From the listing, collect all lines containing the word "series".

[Start of RAW RECORDS]

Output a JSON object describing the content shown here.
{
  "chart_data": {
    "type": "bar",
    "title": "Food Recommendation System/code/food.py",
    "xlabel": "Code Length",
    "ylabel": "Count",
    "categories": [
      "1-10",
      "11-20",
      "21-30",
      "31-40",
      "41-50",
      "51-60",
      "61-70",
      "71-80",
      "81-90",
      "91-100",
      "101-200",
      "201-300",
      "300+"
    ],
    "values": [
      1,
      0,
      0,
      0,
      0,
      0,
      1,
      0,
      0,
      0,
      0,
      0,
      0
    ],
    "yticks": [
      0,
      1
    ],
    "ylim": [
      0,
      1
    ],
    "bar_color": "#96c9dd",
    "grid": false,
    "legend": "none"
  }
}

[End of RAW RECORDS]
[Start of RAW RECORDS]

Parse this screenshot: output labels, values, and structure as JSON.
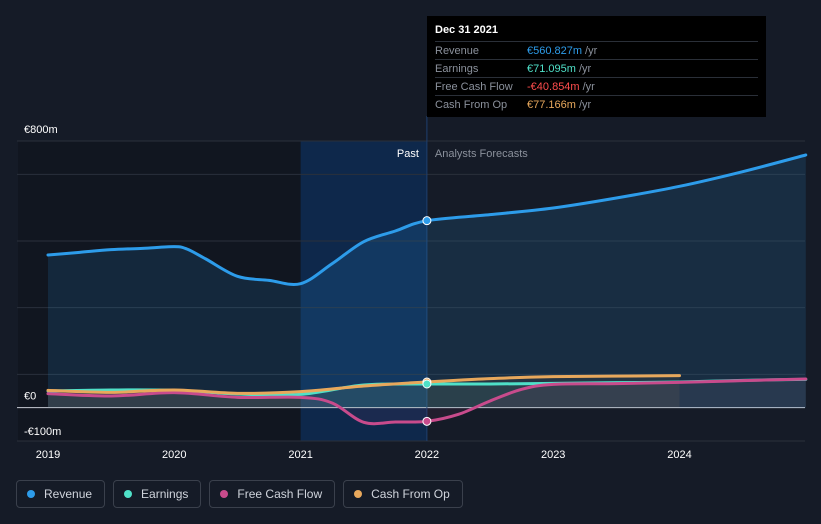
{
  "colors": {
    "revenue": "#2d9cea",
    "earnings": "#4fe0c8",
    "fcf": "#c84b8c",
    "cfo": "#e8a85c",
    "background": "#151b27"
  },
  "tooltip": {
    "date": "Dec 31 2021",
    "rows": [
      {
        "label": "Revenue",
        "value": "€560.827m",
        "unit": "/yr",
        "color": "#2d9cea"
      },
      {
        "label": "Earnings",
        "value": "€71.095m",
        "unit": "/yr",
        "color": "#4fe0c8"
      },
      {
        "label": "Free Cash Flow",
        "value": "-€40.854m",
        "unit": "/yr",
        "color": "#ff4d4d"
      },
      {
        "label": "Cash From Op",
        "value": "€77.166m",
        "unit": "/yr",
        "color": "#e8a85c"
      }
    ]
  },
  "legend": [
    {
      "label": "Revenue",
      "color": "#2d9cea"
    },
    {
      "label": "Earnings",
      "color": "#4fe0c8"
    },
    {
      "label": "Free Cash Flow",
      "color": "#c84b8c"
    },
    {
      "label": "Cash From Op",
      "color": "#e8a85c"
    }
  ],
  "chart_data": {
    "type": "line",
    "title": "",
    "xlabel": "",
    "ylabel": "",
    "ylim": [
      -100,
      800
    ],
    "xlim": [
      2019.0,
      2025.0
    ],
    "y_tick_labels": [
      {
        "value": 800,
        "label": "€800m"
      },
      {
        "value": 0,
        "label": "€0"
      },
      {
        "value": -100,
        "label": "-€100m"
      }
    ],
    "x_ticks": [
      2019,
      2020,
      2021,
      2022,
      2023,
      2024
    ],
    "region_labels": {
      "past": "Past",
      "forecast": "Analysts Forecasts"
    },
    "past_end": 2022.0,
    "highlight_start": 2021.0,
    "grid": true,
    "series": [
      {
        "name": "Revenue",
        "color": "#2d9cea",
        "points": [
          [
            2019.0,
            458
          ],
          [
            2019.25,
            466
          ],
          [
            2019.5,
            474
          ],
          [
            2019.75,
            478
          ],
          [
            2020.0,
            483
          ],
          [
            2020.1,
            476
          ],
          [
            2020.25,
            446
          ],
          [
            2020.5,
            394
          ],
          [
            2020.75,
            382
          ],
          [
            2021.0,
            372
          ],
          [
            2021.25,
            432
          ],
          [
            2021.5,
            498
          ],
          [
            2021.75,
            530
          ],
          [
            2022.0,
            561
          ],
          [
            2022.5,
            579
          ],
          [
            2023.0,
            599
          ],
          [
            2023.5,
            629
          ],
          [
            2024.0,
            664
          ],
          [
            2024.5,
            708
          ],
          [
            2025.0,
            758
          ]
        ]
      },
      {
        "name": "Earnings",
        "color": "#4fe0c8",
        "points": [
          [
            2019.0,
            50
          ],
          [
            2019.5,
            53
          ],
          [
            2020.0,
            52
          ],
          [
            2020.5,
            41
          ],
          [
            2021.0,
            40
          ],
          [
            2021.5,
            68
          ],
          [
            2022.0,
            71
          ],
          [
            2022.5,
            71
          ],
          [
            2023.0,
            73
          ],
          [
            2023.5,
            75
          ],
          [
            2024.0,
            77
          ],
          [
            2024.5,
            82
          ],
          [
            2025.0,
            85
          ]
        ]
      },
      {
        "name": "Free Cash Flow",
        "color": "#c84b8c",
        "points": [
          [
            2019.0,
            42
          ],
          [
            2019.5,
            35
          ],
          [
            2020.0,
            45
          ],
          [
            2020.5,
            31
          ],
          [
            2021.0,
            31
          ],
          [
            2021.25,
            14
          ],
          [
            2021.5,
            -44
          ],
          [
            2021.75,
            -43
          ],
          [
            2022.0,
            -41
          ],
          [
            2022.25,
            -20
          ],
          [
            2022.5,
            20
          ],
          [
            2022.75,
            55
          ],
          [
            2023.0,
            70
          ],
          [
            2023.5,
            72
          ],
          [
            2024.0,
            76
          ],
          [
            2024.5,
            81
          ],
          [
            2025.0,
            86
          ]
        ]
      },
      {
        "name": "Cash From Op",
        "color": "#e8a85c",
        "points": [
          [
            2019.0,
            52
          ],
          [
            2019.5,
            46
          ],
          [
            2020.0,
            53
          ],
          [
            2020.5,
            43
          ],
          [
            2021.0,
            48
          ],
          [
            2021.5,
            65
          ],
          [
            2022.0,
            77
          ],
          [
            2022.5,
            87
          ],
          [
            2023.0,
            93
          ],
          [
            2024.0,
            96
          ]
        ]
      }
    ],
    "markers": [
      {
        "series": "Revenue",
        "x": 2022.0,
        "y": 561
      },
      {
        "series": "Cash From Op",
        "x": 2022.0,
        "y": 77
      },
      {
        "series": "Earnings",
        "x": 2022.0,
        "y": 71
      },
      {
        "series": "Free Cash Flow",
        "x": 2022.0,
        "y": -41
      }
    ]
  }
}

[End of RAW RECORDS]

■ **WORKED ANSWER**:
    "series": [
        "series": "Revenue",
        "series": "Cash From Op",
        "series": "Earnings",
        "series": "Free Cash Flow",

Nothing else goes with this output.